--- START ---

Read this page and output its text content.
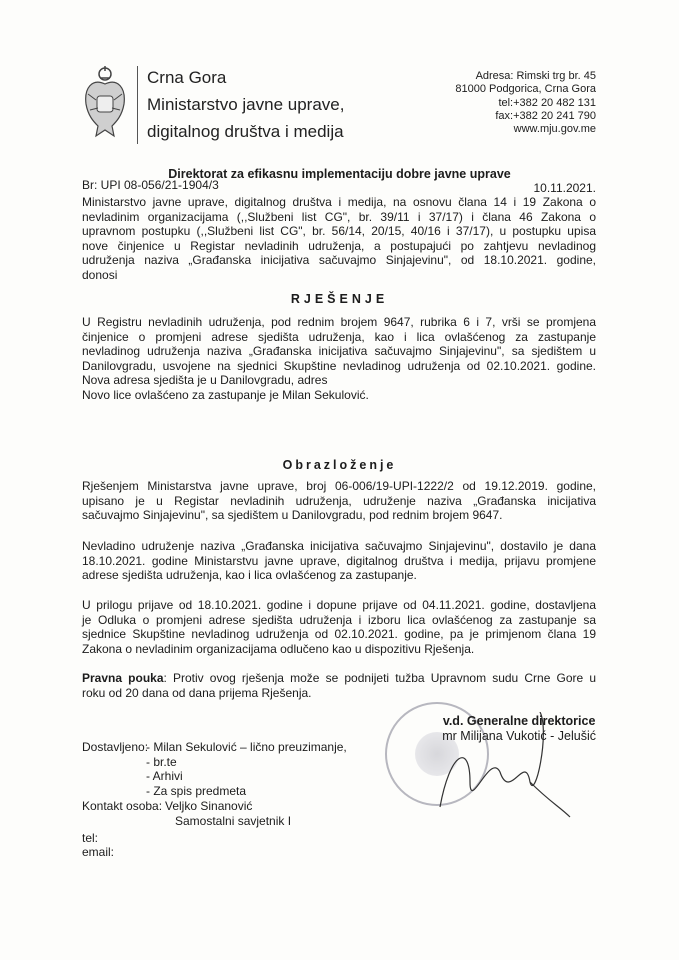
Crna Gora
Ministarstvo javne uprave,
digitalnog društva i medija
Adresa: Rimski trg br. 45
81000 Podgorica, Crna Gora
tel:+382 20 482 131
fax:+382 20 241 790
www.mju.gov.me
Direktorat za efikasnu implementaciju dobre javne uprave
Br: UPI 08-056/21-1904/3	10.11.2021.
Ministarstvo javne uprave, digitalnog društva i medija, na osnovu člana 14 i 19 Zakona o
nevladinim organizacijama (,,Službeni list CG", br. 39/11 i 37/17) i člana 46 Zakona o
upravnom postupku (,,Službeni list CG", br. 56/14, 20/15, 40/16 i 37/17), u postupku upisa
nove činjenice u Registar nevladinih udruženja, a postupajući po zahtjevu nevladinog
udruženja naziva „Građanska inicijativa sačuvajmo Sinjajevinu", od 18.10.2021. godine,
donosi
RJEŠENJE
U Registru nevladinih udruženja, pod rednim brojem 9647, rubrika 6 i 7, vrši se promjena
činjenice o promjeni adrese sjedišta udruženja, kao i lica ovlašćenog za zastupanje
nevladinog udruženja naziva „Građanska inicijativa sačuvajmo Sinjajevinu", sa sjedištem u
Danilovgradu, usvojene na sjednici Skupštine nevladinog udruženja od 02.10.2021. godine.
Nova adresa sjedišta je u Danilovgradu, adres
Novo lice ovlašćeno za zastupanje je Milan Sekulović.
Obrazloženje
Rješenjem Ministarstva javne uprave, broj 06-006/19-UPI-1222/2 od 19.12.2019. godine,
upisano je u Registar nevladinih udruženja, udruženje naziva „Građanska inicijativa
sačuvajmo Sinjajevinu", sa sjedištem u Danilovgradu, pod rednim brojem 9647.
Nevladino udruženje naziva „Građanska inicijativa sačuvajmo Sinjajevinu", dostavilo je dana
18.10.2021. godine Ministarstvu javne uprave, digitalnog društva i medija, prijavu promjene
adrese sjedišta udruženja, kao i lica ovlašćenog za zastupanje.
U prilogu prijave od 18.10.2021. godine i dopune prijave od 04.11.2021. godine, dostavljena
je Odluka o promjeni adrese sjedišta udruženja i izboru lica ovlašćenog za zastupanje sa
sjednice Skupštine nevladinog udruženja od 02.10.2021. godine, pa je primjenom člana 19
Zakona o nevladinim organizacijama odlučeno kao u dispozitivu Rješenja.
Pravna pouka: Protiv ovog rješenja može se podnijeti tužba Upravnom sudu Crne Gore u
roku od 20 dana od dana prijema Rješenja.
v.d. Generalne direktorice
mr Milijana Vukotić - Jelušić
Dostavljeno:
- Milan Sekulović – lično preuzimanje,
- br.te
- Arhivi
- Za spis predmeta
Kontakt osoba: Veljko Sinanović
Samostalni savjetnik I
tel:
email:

--- END ---
--- START ---

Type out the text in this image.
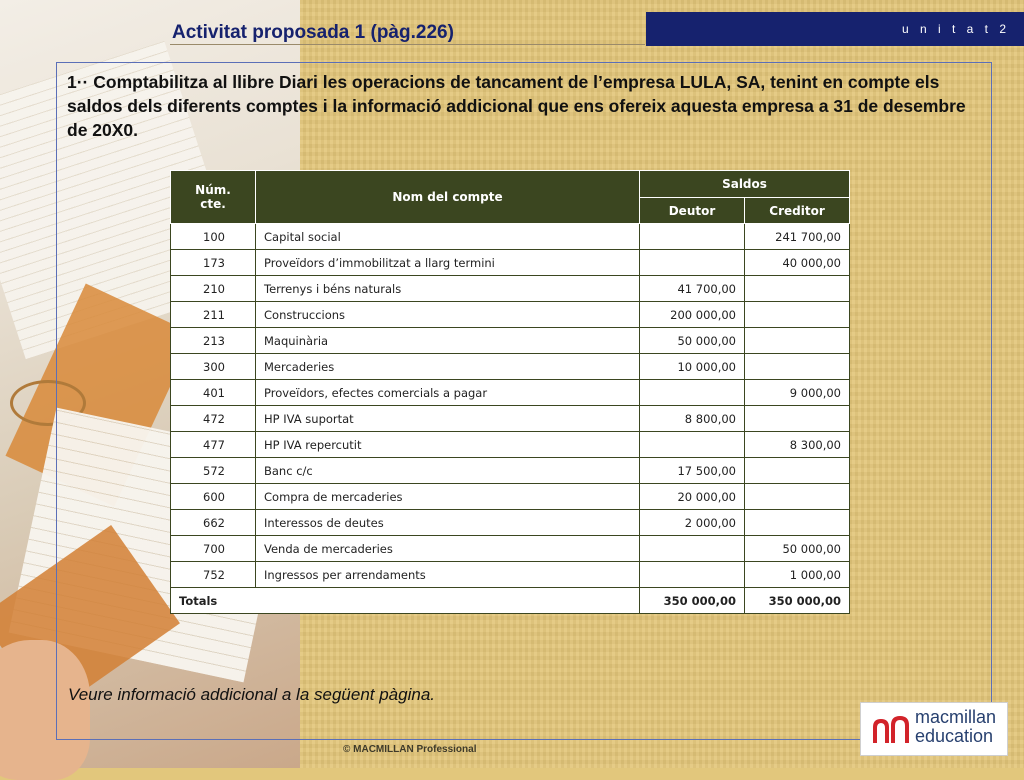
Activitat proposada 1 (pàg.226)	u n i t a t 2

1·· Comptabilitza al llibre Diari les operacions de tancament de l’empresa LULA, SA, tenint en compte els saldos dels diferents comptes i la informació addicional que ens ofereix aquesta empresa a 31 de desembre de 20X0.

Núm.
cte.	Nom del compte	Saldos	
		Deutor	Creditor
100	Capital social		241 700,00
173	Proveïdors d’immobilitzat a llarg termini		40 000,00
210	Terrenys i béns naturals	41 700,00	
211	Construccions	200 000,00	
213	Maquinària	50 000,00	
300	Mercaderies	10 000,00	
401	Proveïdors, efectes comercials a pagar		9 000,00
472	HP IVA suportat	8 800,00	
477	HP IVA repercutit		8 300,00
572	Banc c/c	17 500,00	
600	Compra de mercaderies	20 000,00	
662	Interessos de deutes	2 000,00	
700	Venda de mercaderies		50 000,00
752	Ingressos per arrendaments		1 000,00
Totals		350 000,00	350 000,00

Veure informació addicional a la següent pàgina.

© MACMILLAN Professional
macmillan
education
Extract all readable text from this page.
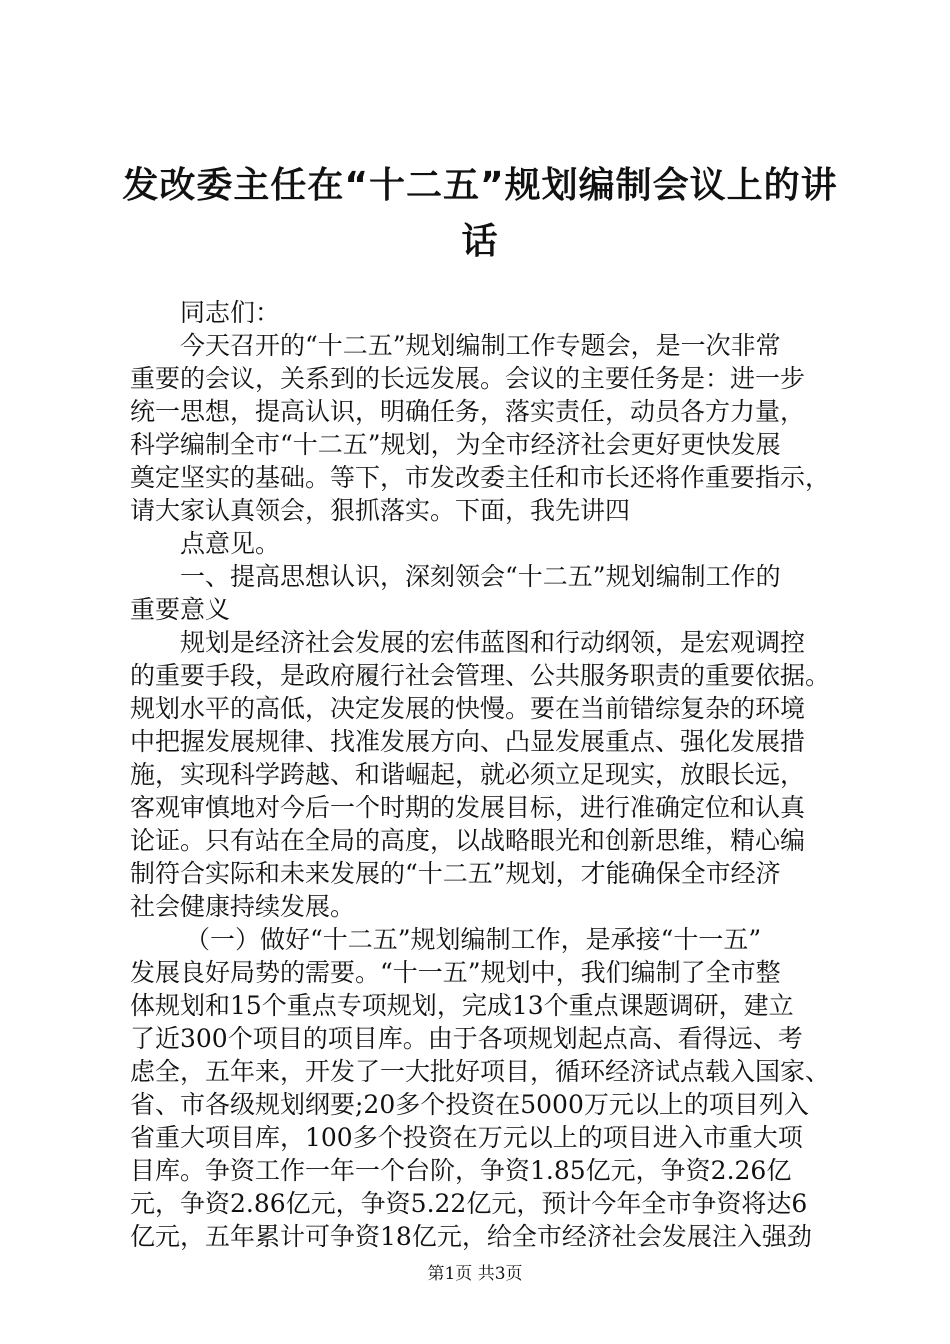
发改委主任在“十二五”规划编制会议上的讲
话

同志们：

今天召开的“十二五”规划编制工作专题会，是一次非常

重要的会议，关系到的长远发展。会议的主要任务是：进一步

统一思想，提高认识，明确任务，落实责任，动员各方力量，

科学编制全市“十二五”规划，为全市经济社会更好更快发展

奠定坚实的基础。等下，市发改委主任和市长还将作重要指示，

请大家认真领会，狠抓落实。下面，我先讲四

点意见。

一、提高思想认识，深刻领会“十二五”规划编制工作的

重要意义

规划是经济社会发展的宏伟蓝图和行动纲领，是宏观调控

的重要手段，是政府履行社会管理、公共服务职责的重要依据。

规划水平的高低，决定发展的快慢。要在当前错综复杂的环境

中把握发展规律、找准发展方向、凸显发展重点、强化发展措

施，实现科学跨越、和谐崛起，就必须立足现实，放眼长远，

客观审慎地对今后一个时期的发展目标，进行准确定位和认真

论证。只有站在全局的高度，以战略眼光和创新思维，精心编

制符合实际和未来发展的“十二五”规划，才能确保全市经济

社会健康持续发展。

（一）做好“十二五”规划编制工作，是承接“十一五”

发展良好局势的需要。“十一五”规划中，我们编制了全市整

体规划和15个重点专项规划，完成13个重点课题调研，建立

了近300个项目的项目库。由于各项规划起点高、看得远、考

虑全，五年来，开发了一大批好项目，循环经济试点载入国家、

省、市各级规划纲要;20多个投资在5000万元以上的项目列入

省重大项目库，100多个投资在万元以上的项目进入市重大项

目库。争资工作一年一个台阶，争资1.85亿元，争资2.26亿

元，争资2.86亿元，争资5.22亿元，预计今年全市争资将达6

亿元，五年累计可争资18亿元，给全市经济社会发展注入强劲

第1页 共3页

--- END ---

* EXERCISE BRIEF *
Count the lines in the material above where the string "zastupanje" appears, then state only that count.

* WRITTEN ANSWER *
4